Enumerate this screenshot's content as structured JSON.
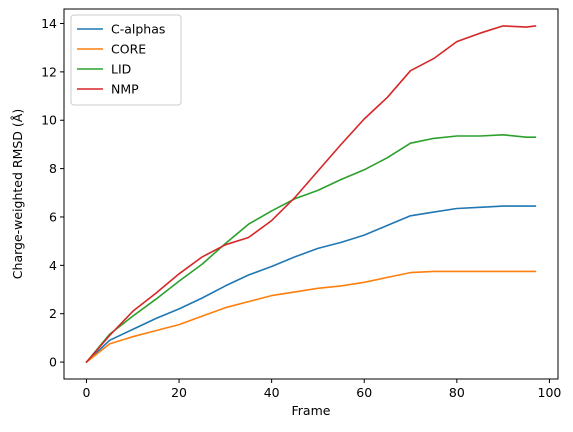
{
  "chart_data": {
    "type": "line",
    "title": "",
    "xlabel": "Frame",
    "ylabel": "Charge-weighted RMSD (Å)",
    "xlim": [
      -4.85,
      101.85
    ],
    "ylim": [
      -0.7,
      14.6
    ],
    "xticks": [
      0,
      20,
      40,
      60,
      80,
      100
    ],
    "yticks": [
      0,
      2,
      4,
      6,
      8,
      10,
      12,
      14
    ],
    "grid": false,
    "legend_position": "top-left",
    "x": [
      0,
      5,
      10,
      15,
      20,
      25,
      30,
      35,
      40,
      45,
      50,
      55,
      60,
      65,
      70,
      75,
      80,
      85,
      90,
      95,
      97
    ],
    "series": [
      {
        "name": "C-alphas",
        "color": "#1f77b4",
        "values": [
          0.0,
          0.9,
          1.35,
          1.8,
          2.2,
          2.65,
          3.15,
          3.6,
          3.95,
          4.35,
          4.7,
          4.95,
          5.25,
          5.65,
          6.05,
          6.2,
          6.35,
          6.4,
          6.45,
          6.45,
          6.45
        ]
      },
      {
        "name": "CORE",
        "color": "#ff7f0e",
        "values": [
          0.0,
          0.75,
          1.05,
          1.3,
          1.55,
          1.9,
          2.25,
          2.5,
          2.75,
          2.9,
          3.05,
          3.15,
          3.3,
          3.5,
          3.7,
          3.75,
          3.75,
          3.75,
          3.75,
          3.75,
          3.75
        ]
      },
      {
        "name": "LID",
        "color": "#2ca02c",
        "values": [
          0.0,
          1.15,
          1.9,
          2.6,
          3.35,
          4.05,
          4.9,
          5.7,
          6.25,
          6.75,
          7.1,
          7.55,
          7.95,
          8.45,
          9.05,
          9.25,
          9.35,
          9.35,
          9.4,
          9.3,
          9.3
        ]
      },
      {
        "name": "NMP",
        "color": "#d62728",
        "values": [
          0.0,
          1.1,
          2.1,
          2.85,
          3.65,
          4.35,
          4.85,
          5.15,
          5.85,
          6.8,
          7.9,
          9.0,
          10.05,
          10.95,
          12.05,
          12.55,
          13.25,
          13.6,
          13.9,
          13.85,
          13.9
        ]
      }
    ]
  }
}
---
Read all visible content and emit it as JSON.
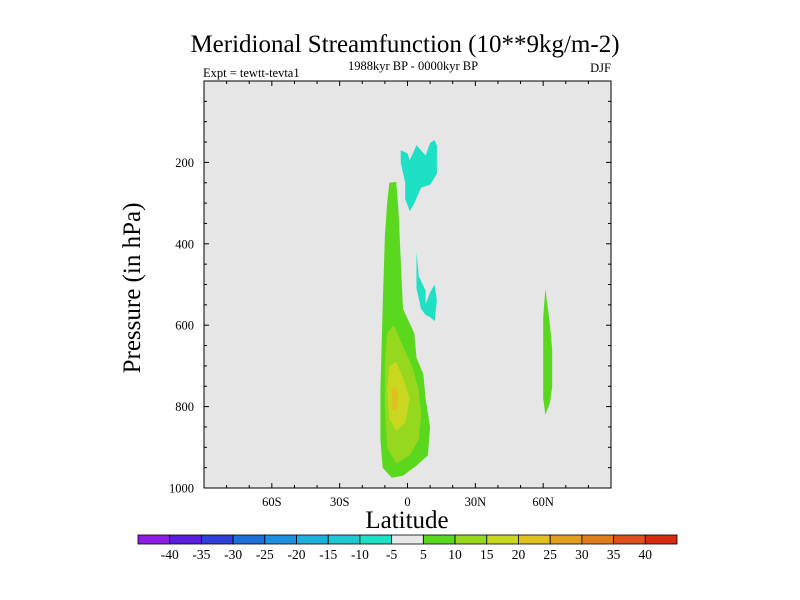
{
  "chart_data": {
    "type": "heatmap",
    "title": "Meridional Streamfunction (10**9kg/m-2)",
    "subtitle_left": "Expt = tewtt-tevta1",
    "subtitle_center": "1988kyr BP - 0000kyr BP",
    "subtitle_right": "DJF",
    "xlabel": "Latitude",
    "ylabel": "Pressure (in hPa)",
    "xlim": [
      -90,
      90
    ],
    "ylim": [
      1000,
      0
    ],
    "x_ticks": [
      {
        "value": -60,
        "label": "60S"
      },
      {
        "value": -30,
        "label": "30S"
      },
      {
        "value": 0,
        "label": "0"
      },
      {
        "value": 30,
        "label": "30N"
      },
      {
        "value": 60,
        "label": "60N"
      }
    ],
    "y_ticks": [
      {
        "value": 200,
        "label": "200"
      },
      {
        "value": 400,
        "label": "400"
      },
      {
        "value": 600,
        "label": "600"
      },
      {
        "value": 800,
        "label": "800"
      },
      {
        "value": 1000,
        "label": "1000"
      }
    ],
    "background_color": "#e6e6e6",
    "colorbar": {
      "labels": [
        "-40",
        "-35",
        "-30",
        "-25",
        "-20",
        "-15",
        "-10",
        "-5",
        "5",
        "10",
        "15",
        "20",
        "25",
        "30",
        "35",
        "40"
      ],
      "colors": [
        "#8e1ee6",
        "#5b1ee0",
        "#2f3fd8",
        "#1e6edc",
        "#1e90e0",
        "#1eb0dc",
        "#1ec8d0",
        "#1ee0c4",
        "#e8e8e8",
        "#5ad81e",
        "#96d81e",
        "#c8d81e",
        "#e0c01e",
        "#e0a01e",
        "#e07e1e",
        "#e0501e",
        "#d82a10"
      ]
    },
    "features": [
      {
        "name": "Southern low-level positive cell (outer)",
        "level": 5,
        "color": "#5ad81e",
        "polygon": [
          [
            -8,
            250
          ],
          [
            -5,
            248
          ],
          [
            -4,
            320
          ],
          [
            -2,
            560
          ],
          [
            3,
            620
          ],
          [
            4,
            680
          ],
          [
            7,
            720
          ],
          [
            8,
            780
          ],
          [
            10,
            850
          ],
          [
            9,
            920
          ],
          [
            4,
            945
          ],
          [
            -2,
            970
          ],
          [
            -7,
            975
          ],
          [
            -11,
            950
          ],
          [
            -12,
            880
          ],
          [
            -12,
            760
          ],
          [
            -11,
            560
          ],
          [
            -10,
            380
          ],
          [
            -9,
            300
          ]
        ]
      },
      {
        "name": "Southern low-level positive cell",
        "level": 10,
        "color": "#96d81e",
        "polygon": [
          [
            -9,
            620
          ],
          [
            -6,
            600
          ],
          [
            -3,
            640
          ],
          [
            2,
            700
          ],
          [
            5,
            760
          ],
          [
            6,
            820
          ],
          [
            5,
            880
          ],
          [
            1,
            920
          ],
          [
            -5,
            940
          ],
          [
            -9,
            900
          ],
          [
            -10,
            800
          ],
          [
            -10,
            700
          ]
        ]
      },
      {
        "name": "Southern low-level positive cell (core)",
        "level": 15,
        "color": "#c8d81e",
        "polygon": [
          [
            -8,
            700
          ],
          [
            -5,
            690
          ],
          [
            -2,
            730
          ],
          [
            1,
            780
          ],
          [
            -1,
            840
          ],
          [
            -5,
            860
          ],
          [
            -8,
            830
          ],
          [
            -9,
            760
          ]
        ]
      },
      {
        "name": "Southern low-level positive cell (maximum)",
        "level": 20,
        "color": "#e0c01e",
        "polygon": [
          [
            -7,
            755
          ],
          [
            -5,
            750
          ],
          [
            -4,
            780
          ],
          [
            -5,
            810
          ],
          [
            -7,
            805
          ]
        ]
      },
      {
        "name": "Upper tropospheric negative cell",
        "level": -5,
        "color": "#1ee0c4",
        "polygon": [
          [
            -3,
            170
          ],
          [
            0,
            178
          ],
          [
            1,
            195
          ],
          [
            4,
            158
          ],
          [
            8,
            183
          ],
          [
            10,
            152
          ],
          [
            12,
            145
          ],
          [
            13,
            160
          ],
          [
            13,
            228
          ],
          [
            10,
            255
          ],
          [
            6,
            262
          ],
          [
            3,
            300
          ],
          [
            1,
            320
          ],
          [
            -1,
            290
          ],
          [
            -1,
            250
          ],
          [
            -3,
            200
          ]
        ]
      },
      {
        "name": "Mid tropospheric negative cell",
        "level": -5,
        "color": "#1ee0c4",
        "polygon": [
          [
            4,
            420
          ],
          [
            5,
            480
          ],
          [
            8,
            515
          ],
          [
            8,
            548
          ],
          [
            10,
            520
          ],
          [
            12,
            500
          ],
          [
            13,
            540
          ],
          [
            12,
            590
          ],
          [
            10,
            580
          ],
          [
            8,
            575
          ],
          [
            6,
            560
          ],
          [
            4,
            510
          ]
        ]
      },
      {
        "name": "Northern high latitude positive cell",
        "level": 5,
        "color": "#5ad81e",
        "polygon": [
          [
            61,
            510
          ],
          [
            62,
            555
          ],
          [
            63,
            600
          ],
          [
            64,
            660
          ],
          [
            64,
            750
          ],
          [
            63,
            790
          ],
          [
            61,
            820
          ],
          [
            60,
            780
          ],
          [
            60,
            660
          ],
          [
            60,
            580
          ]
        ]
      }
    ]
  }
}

■ Problem statement: Extract all lines from the material above that include the word "cell".

■ The completed task:
        "name": "Southern low-level positive cell (outer)",
        "name": "Southern low-level positive cell",
        "name": "Southern low-level positive cell (core)",
        "name": "Southern low-level positive cell (maximum)",
        "name": "Upper tropospheric negative cell",
        "name": "Mid tropospheric negative cell",
        "name": "Northern high latitude positive cell",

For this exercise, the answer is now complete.